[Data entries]
########

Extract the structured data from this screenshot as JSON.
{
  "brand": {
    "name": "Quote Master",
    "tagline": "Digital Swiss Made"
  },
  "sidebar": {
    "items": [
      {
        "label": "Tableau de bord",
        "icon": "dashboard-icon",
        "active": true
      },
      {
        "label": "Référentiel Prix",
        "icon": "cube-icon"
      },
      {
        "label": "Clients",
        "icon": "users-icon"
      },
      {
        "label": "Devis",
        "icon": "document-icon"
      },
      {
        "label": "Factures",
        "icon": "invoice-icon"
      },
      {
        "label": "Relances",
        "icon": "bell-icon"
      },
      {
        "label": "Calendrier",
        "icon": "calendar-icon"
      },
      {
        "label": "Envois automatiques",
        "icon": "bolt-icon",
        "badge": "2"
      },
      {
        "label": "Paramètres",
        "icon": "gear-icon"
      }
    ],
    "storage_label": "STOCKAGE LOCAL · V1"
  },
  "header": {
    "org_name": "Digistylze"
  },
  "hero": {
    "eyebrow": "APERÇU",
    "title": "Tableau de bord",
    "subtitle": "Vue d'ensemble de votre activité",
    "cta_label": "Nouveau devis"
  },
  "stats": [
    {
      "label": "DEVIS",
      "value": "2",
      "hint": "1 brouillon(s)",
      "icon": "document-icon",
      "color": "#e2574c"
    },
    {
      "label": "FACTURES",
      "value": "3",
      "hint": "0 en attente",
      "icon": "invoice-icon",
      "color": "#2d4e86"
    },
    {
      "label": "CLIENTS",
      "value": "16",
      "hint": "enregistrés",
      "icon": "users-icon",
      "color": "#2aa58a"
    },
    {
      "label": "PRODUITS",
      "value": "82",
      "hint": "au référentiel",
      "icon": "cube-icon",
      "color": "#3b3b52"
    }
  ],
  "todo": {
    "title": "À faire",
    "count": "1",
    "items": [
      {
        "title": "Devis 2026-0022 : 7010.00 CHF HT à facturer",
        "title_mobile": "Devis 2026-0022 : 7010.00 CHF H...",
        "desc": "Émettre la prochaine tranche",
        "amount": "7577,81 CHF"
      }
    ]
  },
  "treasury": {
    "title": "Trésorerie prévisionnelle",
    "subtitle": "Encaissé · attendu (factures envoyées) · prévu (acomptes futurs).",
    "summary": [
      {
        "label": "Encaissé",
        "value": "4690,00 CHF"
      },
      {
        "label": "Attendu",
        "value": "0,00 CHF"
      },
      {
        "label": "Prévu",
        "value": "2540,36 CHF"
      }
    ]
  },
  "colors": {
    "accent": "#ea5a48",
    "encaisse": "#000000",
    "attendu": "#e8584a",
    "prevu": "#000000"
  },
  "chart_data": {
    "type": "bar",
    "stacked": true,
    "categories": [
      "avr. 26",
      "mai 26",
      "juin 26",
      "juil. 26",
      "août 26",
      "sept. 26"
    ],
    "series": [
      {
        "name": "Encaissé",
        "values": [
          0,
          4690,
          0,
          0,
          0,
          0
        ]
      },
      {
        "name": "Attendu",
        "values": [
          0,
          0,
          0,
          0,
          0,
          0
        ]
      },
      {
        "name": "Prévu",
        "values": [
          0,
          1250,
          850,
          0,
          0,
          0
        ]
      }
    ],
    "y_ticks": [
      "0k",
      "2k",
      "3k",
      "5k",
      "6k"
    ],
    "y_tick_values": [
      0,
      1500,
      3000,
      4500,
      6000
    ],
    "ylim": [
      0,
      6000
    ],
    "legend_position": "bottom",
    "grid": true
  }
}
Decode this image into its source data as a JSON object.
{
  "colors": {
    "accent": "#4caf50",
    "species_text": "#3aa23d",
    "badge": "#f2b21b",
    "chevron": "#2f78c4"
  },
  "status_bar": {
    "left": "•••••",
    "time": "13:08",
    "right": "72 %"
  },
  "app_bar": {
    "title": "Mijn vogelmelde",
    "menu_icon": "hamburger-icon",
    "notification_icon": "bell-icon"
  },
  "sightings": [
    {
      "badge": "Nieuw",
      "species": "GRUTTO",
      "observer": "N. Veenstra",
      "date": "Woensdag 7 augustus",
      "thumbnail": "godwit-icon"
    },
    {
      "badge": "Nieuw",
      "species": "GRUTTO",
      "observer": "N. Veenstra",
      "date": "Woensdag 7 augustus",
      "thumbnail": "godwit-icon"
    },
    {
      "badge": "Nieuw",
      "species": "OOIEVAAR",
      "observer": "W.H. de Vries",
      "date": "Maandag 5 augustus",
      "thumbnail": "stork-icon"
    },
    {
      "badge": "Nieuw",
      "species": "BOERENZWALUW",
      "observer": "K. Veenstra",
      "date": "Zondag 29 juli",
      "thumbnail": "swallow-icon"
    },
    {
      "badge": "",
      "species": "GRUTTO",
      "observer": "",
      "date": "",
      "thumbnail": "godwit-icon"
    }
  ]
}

########

WHAT TO PRODUCE.
Count each line of the entries that holds the word "bord", then state the total and nothing more.

THE COMPLETED TASK.
2